* START Records for the exercise *
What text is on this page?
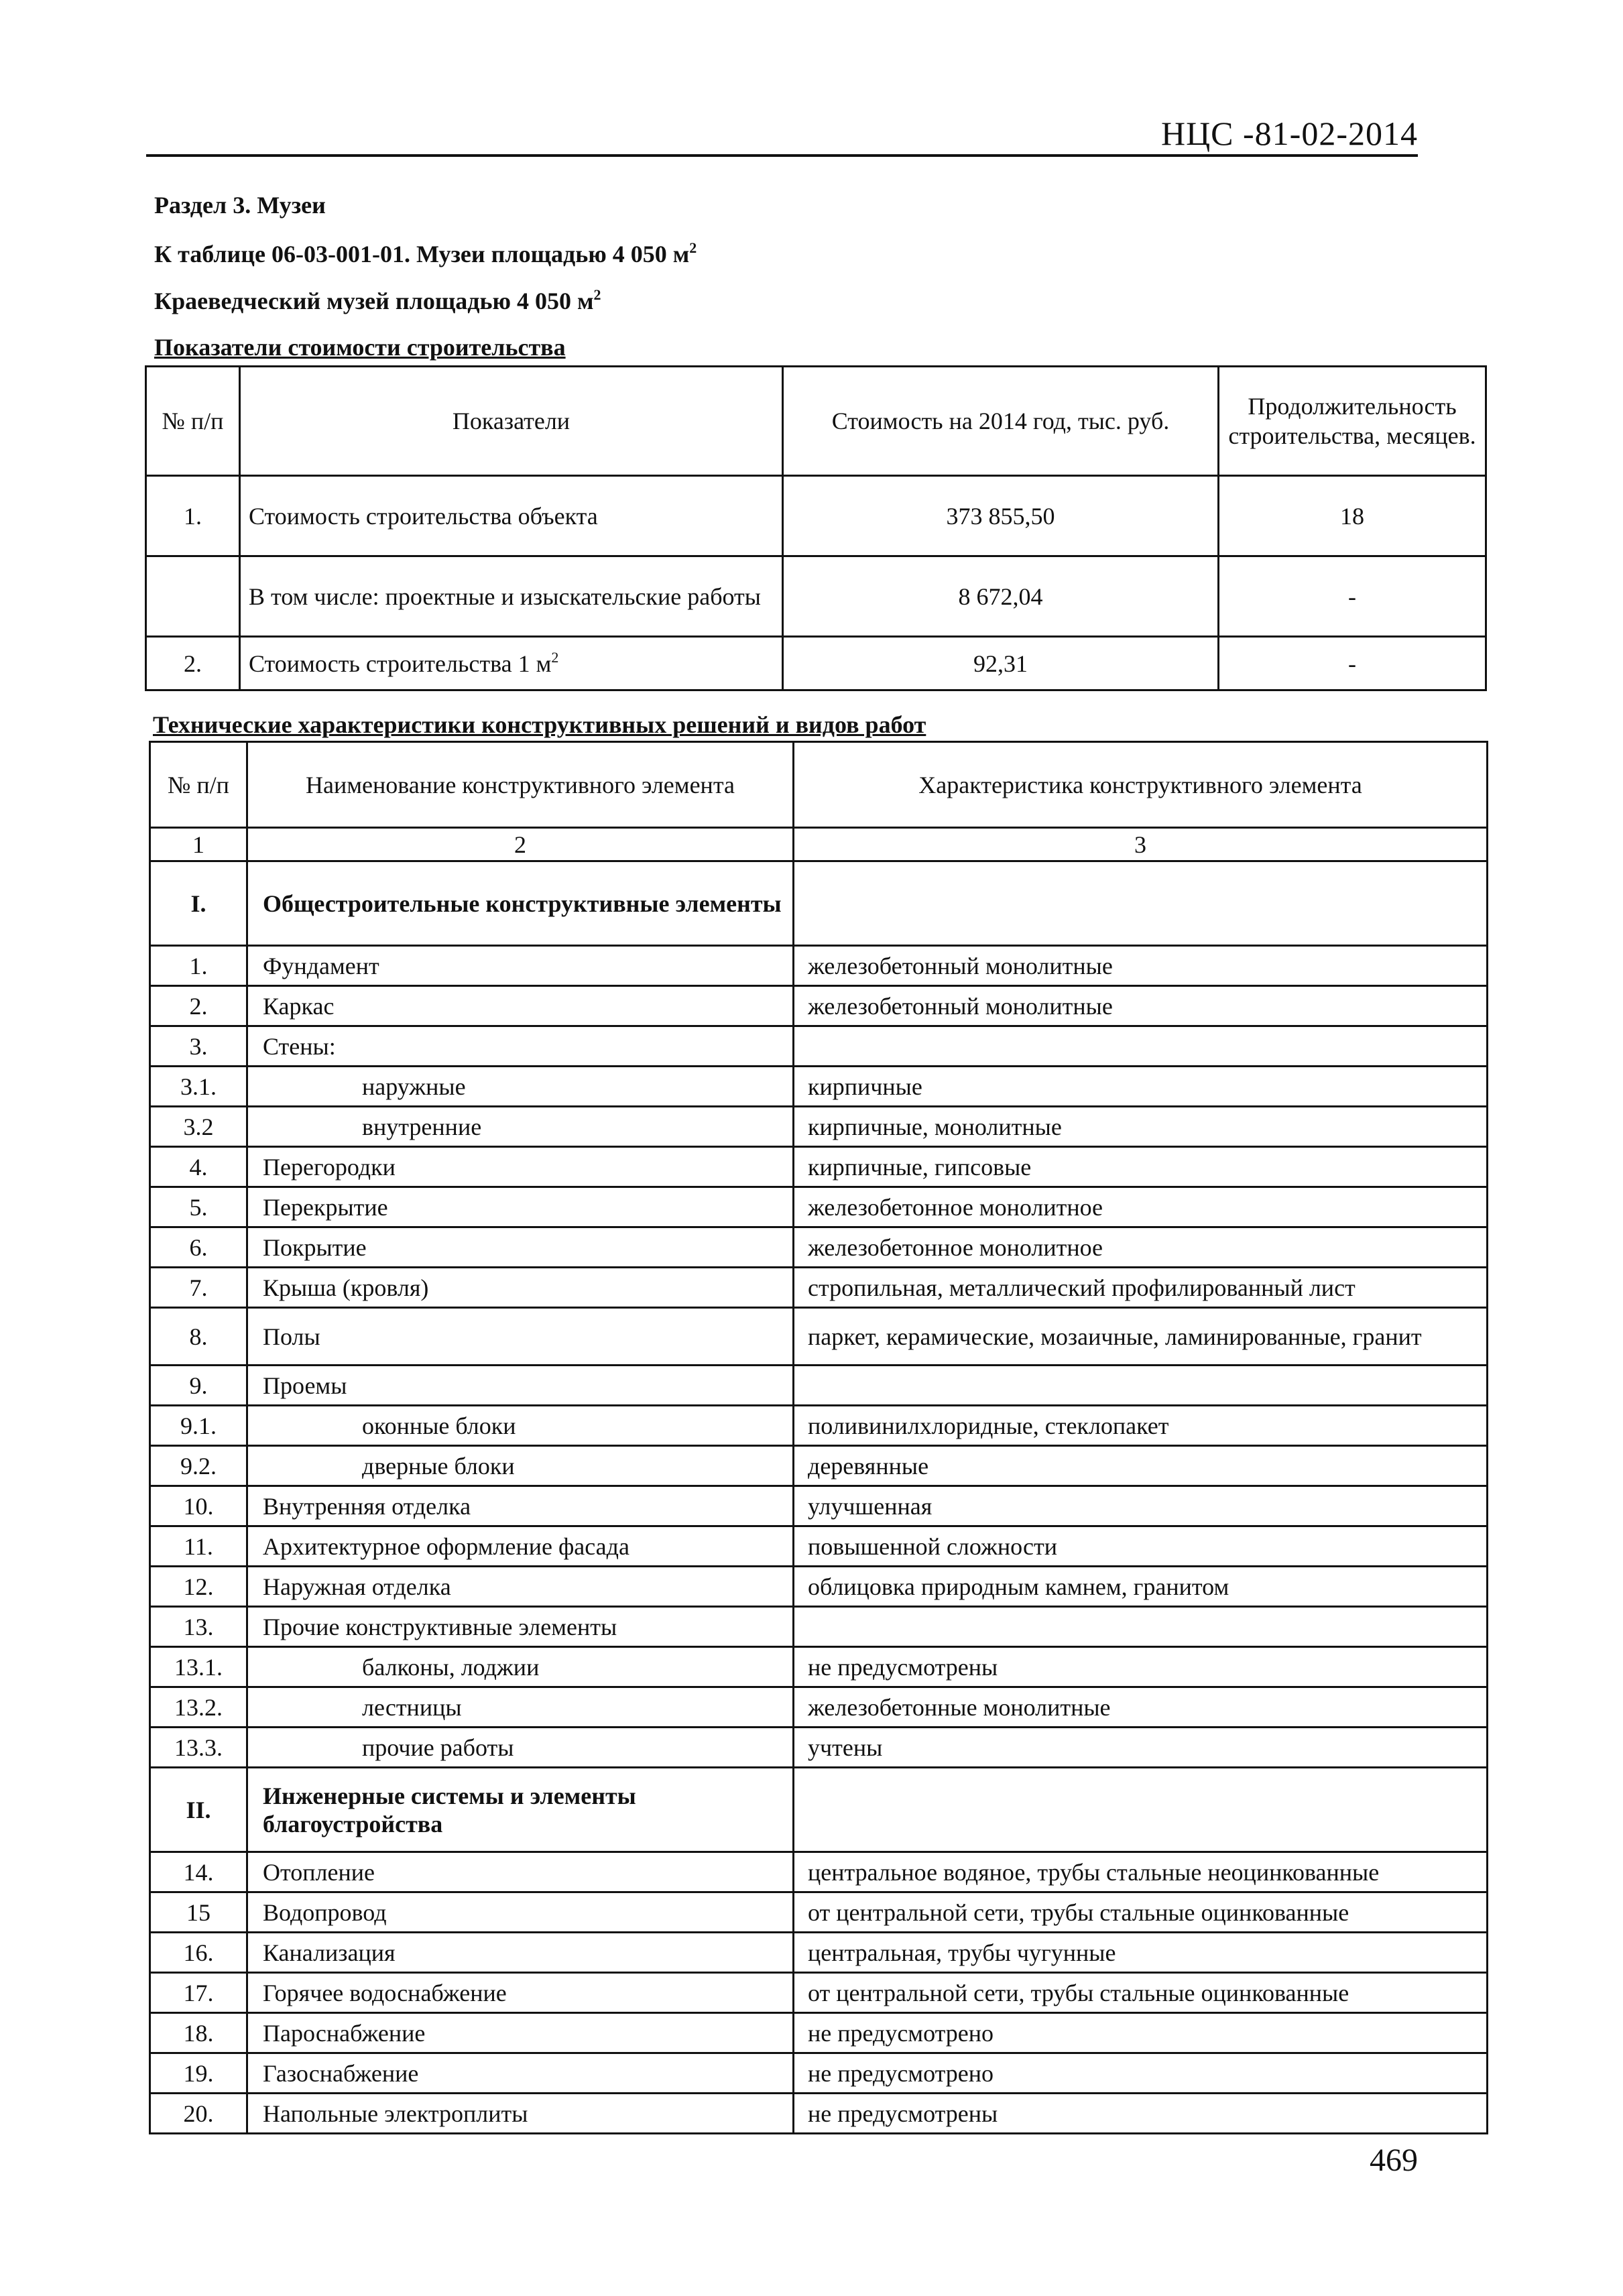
НЦС -81-02-2014
Раздел 3. Музеи
К таблице 06-03-001-01. Музеи площадью 4 050 $м^2$
Краеведческий музей площадью 4 050 $м^2$
Показатели стоимости строительства
№ п/п	Показатели	Стоимость на 2014 год, тыс. руб.	Продолжительность строительства, месяцев.
1.	Стоимость строительства объекта	373 855,50	18
	В том числе: проектные и изыскательские работы	8 672,04	-
2.	Стоимость строительства 1 $м^2$	92,31	-
Технические характеристики конструктивных решений и видов работ
№ п/п	Наименование конструктивного элемента	Характеристика конструктивного элемента
1	2	3
I.	Общестроительные конструктивные элементы	
1.	Фундамент	железобетонный монолитные
2.	Каркас	железобетонный монолитные
3.	Стены:	
3.1.	наружные	кирпичные
3.2	внутренние	кирпичные, монолитные
4.	Перегородки	кирпичные, гипсовые
5.	Перекрытие	железобетонное монолитное
6.	Покрытие	железобетонное монолитное
7.	Крыша (кровля)	стропильная, металлический профилированный лист
8.	Полы	паркет, керамические, мозаичные, ламинированные, гранит
9.	Проемы	
9.1.	оконные блоки	поливинилхлоридные, стеклопакет
9.2.	дверные блоки	деревянные
10.	Внутренняя отделка	улучшенная
11.	Архитектурное оформление фасада	повышенной сложности
12.	Наружная отделка	облицовка природным камнем, гранитом
13.	Прочие конструктивные элементы	
13.1.	балконы, лоджии	не предусмотрены
13.2.	лестницы	железобетонные монолитные
13.3.	прочие работы	учтены
II.	Инженерные системы и элементы благоустройства	
14.	Отопление	центральное водяное, трубы стальные неоцинкованные
15	Водопровод	от центральной сети, трубы стальные оцинкованные
16.	Канализация	центральная, трубы чугунные
17.	Горячее водоснабжение	от центральной сети, трубы стальные оцинкованные
18.	Пароснабжение	не предусмотрено
19.	Газоснабжение	не предусмотрено
20.	Напольные электроплиты	не предусмотрены
469
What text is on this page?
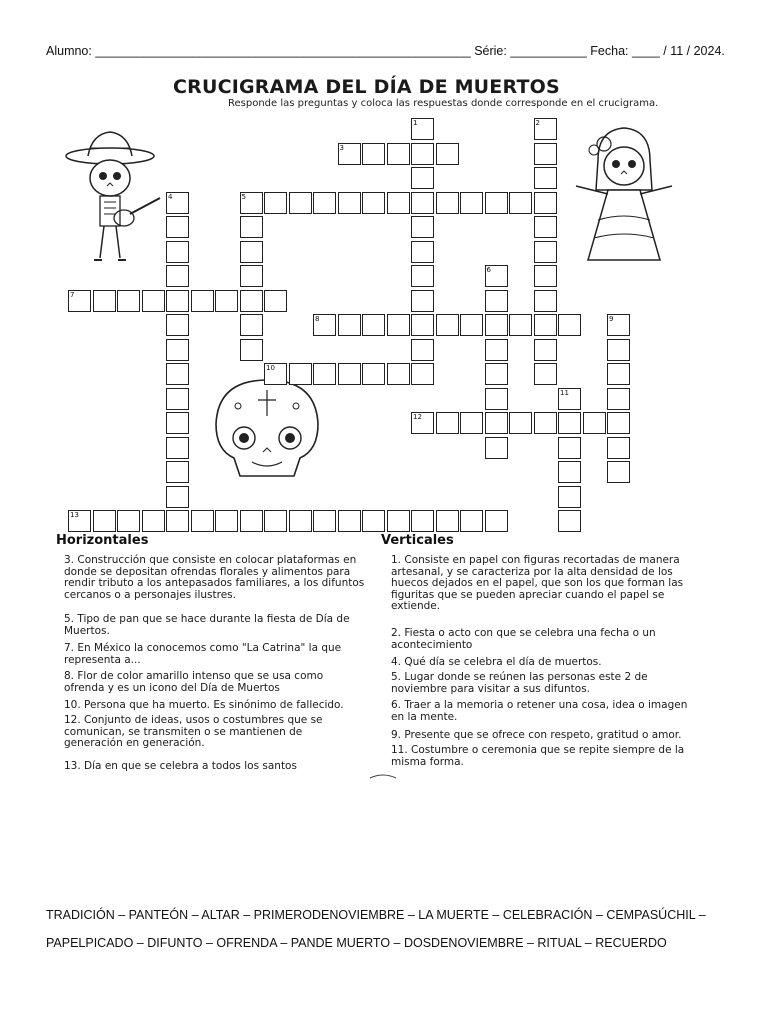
Alumno: ______________________________________________________ Série: ___________ Fecha: ____ / 11 / 2024.
CRUCIGRAMA DEL DÍA DE MUERTOS
Responde las preguntas y coloca las respuestas donde corresponde en el crucigrama.
1	2
3
4	5
6
7
8	9
10
11
12
13
Horizontales	Verticales
3. Construcción que consiste en colocar plataformas en donde se depositan ofrendas florales y alimentos para rendir tributo a los antepasados familiares, a los difuntos cercanos o a personajes ilustres.
5. Tipo de pan que se hace durante la fiesta de Día de Muertos.
7. En México la conocemos como "La Catrina" la que representa a...
8. Flor de color amarillo intenso que se usa como ofrenda y es un icono del Día de Muertos
10. Persona que ha muerto. Es sinónimo de fallecido.
12. Conjunto de ideas, usos o costumbres que se comunican, se transmiten o se mantienen de generación en generación.
13. Día en que se celebra a todos los santos
1. Consiste en papel con figuras recortadas de manera artesanal, y se caracteriza por la alta densidad de los huecos dejados en el papel, que son los que forman las figuritas que se pueden apreciar cuando el papel se extiende.
2. Fiesta o acto con que se celebra una fecha o un acontecimiento
4. Qué día se celebra el día de muertos.
5. Lugar donde se reúnen las personas este 2 de noviembre para visitar a sus difuntos.
6. Traer a la memoria o retener una cosa, idea o imagen en la mente.
9. Presente que se ofrece con respeto, gratitud o amor.
11. Costumbre o ceremonia que se repite siempre de la misma forma.
TRADICIÓN – PANTEÓN – ALTAR – PRIMERODENOVIEMBRE – LA MUERTE – CELEBRACIÓN – CEMPASÚCHIL –
PAPELPICADO – DIFUNTO – OFRENDA – PANDE MUERTO – DOSDENOVIEMBRE – RITUAL – RECUERDO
* END Records for the exercise *
Output a faithful copy of the data, with each picture left out.

▸ Solution to the problem:
What text is on this page?
НЦС -81-02-2014
Раздел 3. Музеи
К таблице 06-03-001-01. Музеи площадью 4 050 $м^2$
Краеведческий музей площадью 4 050 $м^2$
Показатели стоимости строительства
№ п/п	Показатели	Стоимость на 2014 год, тыс. руб.	Продолжительность строительства, месяцев.
1.	Стоимость строительства объекта	373 855,50	18
	В том числе: проектные и изыскательские работы	8 672,04	-
2.	Стоимость строительства 1 $м^2$	92,31	-
Технические характеристики конструктивных решений и видов работ
№ п/п	Наименование конструктивного элемента	Характеристика конструктивного элемента
1	2	3
I.	Общестроительные конструктивные элементы	
1.	Фундамент	железобетонный монолитные
2.	Каркас	железобетонный монолитные
3.	Стены:	
3.1.	наружные	кирпичные
3.2	внутренние	кирпичные, монолитные
4.	Перегородки	кирпичные, гипсовые
5.	Перекрытие	железобетонное монолитное
6.	Покрытие	железобетонное монолитное
7.	Крыша (кровля)	стропильная, металлический профилированный лист
8.	Полы	паркет, керамические, мозаичные, ламинированные, гранит
9.	Проемы	
9.1.	оконные блоки	поливинилхлоридные, стеклопакет
9.2.	дверные блоки	деревянные
10.	Внутренняя отделка	улучшенная
11.	Архитектурное оформление фасада	повышенной сложности
12.	Наружная отделка	облицовка природным камнем, гранитом
13.	Прочие конструктивные элементы	
13.1.	балконы, лоджии	не предусмотрены
13.2.	лестницы	железобетонные монолитные
13.3.	прочие работы	учтены
II.	Инженерные системы и элементы благоустройства	
14.	Отопление	центральное водяное, трубы стальные неоцинкованные
15	Водопровод	от центральной сети, трубы стальные оцинкованные
16.	Канализация	центральная, трубы чугунные
17.	Горячее водоснабжение	от центральной сети, трубы стальные оцинкованные
18.	Пароснабжение	не предусмотрено
19.	Газоснабжение	не предусмотрено
20.	Напольные электроплиты	не предусмотрены
469
What text is on this page?
Alumno: ______________________________________________________ Série: ___________ Fecha: ____ / 11 / 2024.
CRUCIGRAMA DEL DÍA DE MUERTOS
Responde las preguntas y coloca las respuestas donde corresponde en el crucigrama.
1	2
3
4	5
6
7
8	9
10
11
12
13
Horizontales	Verticales
3. Construcción que consiste en colocar plataformas en donde se depositan ofrendas florales y alimentos para rendir tributo a los antepasados familiares, a los difuntos cercanos o a personajes ilustres.
5. Tipo de pan que se hace durante la fiesta de Día de Muertos.
7. En México la conocemos como "La Catrina" la que representa a...
8. Flor de color amarillo intenso que se usa como ofrenda y es un icono del Día de Muertos
10. Persona que ha muerto. Es sinónimo de fallecido.
12. Conjunto de ideas, usos o costumbres que se comunican, se transmiten o se mantienen de generación en generación.
13. Día en que se celebra a todos los santos
1. Consiste en papel con figuras recortadas de manera artesanal, y se caracteriza por la alta densidad de los huecos dejados en el papel, que son los que forman las figuritas que se pueden apreciar cuando el papel se extiende.
2. Fiesta o acto con que se celebra una fecha o un acontecimiento
4. Qué día se celebra el día de muertos.
5. Lugar donde se reúnen las personas este 2 de noviembre para visitar a sus difuntos.
6. Traer a la memoria o retener una cosa, idea o imagen en la mente.
9. Presente que se ofrece con respeto, gratitud o amor.
11. Costumbre o ceremonia que se repite siempre de la misma forma.
TRADICIÓN – PANTEÓN – ALTAR – PRIMERODENOVIEMBRE – LA MUERTE – CELEBRACIÓN – CEMPASÚCHIL –
PAPELPICADO – DIFUNTO – OFRENDA – PANDE MUERTO – DOSDENOVIEMBRE – RITUAL – RECUERDO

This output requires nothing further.